- **DESCRIPTION OF THE TASK**: Give only one thing: the number of lines that include the word "data".
----
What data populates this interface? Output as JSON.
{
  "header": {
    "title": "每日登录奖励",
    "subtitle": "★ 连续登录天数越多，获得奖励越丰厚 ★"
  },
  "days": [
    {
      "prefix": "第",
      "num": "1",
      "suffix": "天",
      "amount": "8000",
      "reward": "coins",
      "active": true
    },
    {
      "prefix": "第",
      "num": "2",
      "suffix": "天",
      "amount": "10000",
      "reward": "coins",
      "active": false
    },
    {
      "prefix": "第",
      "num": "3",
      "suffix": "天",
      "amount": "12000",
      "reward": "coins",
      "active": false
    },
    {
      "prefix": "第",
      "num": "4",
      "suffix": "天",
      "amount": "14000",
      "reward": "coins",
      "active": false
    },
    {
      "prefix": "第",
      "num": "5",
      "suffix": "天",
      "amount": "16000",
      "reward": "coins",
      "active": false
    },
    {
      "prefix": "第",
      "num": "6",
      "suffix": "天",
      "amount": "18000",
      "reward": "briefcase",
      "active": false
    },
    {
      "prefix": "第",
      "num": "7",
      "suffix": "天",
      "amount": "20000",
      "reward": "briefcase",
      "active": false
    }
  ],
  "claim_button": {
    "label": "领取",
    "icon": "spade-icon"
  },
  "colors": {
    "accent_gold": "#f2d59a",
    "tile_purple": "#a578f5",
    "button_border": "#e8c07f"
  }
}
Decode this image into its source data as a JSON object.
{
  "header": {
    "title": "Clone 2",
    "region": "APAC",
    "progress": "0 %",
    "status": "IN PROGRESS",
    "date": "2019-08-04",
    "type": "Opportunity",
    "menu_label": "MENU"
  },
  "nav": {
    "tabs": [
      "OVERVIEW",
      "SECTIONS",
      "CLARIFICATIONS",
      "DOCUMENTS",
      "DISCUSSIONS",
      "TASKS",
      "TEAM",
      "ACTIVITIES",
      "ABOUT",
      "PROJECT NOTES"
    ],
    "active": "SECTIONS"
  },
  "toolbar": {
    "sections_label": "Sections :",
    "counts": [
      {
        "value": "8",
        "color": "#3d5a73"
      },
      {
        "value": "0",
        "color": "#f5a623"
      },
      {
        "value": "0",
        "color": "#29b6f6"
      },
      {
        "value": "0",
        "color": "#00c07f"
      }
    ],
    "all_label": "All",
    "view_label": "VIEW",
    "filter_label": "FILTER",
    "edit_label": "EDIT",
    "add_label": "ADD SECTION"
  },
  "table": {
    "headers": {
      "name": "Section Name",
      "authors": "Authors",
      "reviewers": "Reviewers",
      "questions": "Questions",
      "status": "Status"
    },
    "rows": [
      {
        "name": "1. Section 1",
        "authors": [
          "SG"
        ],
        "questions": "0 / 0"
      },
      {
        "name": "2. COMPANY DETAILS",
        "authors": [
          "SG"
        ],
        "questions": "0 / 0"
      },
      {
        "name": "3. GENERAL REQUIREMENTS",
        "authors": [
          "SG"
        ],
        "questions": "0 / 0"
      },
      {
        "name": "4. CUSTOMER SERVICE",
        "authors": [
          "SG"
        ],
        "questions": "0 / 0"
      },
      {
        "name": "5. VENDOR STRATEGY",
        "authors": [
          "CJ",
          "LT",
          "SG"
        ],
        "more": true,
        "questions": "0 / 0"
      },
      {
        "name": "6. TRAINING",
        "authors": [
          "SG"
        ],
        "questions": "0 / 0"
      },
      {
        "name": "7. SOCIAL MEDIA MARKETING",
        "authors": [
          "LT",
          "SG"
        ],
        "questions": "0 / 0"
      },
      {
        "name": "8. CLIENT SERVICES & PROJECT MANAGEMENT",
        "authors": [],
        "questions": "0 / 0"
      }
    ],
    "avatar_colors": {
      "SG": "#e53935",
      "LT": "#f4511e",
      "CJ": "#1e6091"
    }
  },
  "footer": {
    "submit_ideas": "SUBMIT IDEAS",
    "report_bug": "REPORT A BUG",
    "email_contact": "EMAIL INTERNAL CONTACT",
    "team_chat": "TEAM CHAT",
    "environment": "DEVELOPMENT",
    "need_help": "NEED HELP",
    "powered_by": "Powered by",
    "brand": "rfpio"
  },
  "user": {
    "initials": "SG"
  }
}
----
- **IN RESPONSE**: 2